- [THE PROBLEM]: Write out every record below exactly as it appears.

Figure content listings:
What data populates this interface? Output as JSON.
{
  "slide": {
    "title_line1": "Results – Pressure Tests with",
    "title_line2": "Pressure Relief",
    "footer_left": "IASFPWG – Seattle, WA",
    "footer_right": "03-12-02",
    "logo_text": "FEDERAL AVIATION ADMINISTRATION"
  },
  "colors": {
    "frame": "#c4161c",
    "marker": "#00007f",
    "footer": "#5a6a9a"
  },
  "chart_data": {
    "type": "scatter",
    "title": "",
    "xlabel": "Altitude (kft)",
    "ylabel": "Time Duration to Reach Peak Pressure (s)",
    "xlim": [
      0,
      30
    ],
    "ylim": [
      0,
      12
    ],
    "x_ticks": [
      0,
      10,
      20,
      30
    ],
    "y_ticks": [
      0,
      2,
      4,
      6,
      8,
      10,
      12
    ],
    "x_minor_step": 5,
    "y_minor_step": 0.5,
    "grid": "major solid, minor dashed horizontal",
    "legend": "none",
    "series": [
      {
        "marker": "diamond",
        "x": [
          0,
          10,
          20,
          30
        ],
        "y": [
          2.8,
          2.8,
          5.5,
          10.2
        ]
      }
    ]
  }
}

- [TASK RESPONSE]:
What data populates this interface? Output as JSON.
{
  "slide": {
    "title_line1": "Results – Pressure Tests with",
    "title_line2": "Pressure Relief",
    "footer_left": "IASFPWG – Seattle, WA",
    "footer_right": "03-12-02",
    "logo_text": "FEDERAL AVIATION ADMINISTRATION"
  },
  "colors": {
    "frame": "#c4161c",
    "marker": "#00007f",
    "footer": "#5a6a9a"
  },
  "chart_data": {
    "type": "scatter",
    "title": "",
    "xlabel": "Altitude (kft)",
    "ylabel": "Time Duration to Reach Peak Pressure (s)",
    "xlim": [
      0,
      30
    ],
    "ylim": [
      0,
      12
    ],
    "x_ticks": [
      0,
      10,
      20,
      30
    ],
    "y_ticks": [
      0,
      2,
      4,
      6,
      8,
      10,
      12
    ],
    "x_minor_step": 5,
    "y_minor_step": 0.5,
    "grid": "major solid, minor dashed horizontal",
    "legend": "none",
    "series": [
      {
        "marker": "diamond",
        "x": [
          0,
          10,
          20,
          30
        ],
        "y": [
          2.8,
          2.8,
          5.5,
          10.2
        ]
      }
    ]
  }
}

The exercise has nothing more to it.